## Task
Repeat the listing in full, preserving every character.

## Input material
######
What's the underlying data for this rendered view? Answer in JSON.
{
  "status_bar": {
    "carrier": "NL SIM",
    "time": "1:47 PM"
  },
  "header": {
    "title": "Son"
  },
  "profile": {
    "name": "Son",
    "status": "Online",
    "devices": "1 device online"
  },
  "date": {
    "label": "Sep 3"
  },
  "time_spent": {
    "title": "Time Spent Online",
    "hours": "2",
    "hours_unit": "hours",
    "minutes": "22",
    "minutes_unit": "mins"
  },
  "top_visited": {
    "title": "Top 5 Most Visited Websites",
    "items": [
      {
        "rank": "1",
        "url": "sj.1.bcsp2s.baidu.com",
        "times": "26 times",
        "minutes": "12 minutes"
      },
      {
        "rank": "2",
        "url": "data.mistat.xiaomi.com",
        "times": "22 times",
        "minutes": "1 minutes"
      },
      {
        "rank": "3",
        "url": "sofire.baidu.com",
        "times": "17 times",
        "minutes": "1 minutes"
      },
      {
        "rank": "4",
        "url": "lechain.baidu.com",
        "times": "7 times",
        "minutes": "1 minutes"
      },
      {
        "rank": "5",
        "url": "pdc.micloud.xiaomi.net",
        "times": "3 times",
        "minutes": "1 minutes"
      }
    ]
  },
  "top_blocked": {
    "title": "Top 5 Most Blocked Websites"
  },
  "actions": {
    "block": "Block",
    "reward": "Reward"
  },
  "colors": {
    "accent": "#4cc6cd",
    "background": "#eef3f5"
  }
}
######
## Response to this exercise
What's the underlying data for this rendered view? Answer in JSON.
{
  "status_bar": {
    "carrier": "NL SIM",
    "time": "1:47 PM"
  },
  "header": {
    "title": "Son"
  },
  "profile": {
    "name": "Son",
    "status": "Online",
    "devices": "1 device online"
  },
  "date": {
    "label": "Sep 3"
  },
  "time_spent": {
    "title": "Time Spent Online",
    "hours": "2",
    "hours_unit": "hours",
    "minutes": "22",
    "minutes_unit": "mins"
  },
  "top_visited": {
    "title": "Top 5 Most Visited Websites",
    "items": [
      {
        "rank": "1",
        "url": "sj.1.bcsp2s.baidu.com",
        "times": "26 times",
        "minutes": "12 minutes"
      },
      {
        "rank": "2",
        "url": "data.mistat.xiaomi.com",
        "times": "22 times",
        "minutes": "1 minutes"
      },
      {
        "rank": "3",
        "url": "sofire.baidu.com",
        "times": "17 times",
        "minutes": "1 minutes"
      },
      {
        "rank": "4",
        "url": "lechain.baidu.com",
        "times": "7 times",
        "minutes": "1 minutes"
      },
      {
        "rank": "5",
        "url": "pdc.micloud.xiaomi.net",
        "times": "3 times",
        "minutes": "1 minutes"
      }
    ]
  },
  "top_blocked": {
    "title": "Top 5 Most Blocked Websites"
  },
  "actions": {
    "block": "Block",
    "reward": "Reward"
  },
  "colors": {
    "accent": "#4cc6cd",
    "background": "#eef3f5"
  }
}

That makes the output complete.